(Exercise goal):
Your task is to output the entries below word for word.

(Materials provided):
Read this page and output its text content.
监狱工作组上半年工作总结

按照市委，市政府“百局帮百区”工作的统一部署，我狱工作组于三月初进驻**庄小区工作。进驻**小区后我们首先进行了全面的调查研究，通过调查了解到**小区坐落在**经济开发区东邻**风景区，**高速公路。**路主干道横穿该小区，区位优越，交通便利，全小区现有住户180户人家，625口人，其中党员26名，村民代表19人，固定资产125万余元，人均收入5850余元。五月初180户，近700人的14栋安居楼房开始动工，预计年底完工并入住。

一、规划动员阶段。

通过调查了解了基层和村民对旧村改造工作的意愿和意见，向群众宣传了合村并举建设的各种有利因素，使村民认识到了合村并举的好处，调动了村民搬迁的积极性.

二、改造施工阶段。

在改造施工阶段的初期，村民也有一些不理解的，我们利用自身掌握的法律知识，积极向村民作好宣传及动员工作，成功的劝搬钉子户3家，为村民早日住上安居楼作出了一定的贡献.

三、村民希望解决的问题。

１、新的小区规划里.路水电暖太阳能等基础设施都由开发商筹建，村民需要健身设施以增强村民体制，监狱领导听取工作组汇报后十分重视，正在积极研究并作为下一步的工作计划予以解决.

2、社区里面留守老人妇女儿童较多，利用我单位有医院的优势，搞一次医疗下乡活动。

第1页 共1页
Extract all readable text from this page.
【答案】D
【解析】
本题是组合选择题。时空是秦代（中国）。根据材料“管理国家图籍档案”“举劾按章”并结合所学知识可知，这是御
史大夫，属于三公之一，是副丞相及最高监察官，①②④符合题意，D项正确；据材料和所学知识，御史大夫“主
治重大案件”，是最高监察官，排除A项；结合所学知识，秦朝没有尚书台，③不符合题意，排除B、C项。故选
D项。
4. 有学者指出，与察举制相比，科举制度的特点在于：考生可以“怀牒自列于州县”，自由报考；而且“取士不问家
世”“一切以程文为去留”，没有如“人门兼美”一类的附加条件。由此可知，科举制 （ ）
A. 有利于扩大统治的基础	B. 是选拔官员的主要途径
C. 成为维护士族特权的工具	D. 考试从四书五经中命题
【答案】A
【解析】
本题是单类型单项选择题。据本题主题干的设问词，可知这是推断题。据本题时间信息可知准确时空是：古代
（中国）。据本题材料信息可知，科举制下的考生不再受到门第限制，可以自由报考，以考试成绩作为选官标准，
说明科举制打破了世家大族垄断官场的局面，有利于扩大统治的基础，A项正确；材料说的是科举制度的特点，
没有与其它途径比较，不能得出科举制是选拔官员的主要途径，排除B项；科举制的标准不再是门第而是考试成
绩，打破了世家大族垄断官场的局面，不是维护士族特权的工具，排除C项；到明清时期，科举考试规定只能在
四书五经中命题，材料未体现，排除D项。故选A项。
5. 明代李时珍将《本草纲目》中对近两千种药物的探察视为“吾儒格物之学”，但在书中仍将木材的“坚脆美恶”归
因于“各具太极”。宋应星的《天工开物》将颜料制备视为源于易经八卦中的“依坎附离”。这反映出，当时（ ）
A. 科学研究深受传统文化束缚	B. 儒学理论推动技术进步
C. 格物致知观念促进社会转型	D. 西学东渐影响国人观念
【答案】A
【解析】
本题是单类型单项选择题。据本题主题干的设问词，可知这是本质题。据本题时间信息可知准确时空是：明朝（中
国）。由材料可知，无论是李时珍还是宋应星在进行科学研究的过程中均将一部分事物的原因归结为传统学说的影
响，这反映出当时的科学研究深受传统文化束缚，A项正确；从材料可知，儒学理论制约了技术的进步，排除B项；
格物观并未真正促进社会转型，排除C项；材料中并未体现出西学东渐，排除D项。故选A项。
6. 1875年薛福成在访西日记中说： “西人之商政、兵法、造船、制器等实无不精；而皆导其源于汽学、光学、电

(The response):
Read this page and output its text content.
监狱工作组上半年工作总结

按照市委，市政府“百局帮百区”工作的统一部署，我狱工作组于三月初进驻**庄小区工作。进驻**小区后我们首先进行了全面的调查研究，通过调查了解到**小区坐落在**经济开发区东邻**风景区，**高速公路。**路主干道横穿该小区，区位优越，交通便利，全小区现有住户180户人家，625口人，其中党员26名，村民代表19人，固定资产125万余元，人均收入5850余元。五月初180户，近700人的14栋安居楼房开始动工，预计年底完工并入住。

一、规划动员阶段。

通过调查了解了基层和村民对旧村改造工作的意愿和意见，向群众宣传了合村并举建设的各种有利因素，使村民认识到了合村并举的好处，调动了村民搬迁的积极性.

二、改造施工阶段。

在改造施工阶段的初期，村民也有一些不理解的，我们利用自身掌握的法律知识，积极向村民作好宣传及动员工作，成功的劝搬钉子户3家，为村民早日住上安居楼作出了一定的贡献.

三、村民希望解决的问题。

１、新的小区规划里.路水电暖太阳能等基础设施都由开发商筹建，村民需要健身设施以增强村民体制，监狱领导听取工作组汇报后十分重视，正在积极研究并作为下一步的工作计划予以解决.

2、社区里面留守老人妇女儿童较多，利用我单位有医院的优势，搞一次医疗下乡活动。

第1页 共1页
Extract all readable text from this page.
【答案】D
【解析】
本题是组合选择题。时空是秦代（中国）。根据材料“管理国家图籍档案”“举劾按章”并结合所学知识可知，这是御
史大夫，属于三公之一，是副丞相及最高监察官，①②④符合题意，D项正确；据材料和所学知识，御史大夫“主
治重大案件”，是最高监察官，排除A项；结合所学知识，秦朝没有尚书台，③不符合题意，排除B、C项。故选
D项。
4. 有学者指出，与察举制相比，科举制度的特点在于：考生可以“怀牒自列于州县”，自由报考；而且“取士不问家
世”“一切以程文为去留”，没有如“人门兼美”一类的附加条件。由此可知，科举制 （ ）
A. 有利于扩大统治的基础	B. 是选拔官员的主要途径
C. 成为维护士族特权的工具	D. 考试从四书五经中命题
【答案】A
【解析】
本题是单类型单项选择题。据本题主题干的设问词，可知这是推断题。据本题时间信息可知准确时空是：古代
（中国）。据本题材料信息可知，科举制下的考生不再受到门第限制，可以自由报考，以考试成绩作为选官标准，
说明科举制打破了世家大族垄断官场的局面，有利于扩大统治的基础，A项正确；材料说的是科举制度的特点，
没有与其它途径比较，不能得出科举制是选拔官员的主要途径，排除B项；科举制的标准不再是门第而是考试成
绩，打破了世家大族垄断官场的局面，不是维护士族特权的工具，排除C项；到明清时期，科举考试规定只能在
四书五经中命题，材料未体现，排除D项。故选A项。
5. 明代李时珍将《本草纲目》中对近两千种药物的探察视为“吾儒格物之学”，但在书中仍将木材的“坚脆美恶”归
因于“各具太极”。宋应星的《天工开物》将颜料制备视为源于易经八卦中的“依坎附离”。这反映出，当时（ ）
A. 科学研究深受传统文化束缚	B. 儒学理论推动技术进步
C. 格物致知观念促进社会转型	D. 西学东渐影响国人观念
【答案】A
【解析】
本题是单类型单项选择题。据本题主题干的设问词，可知这是本质题。据本题时间信息可知准确时空是：明朝（中
国）。由材料可知，无论是李时珍还是宋应星在进行科学研究的过程中均将一部分事物的原因归结为传统学说的影
响，这反映出当时的科学研究深受传统文化束缚，A项正确；从材料可知，儒学理论制约了技术的进步，排除B项；
格物观并未真正促进社会转型，排除C项；材料中并未体现出西学东渐，排除D项。故选A项。
6. 1875年薛福成在访西日记中说： “西人之商政、兵法、造船、制器等实无不精；而皆导其源于汽学、光学、电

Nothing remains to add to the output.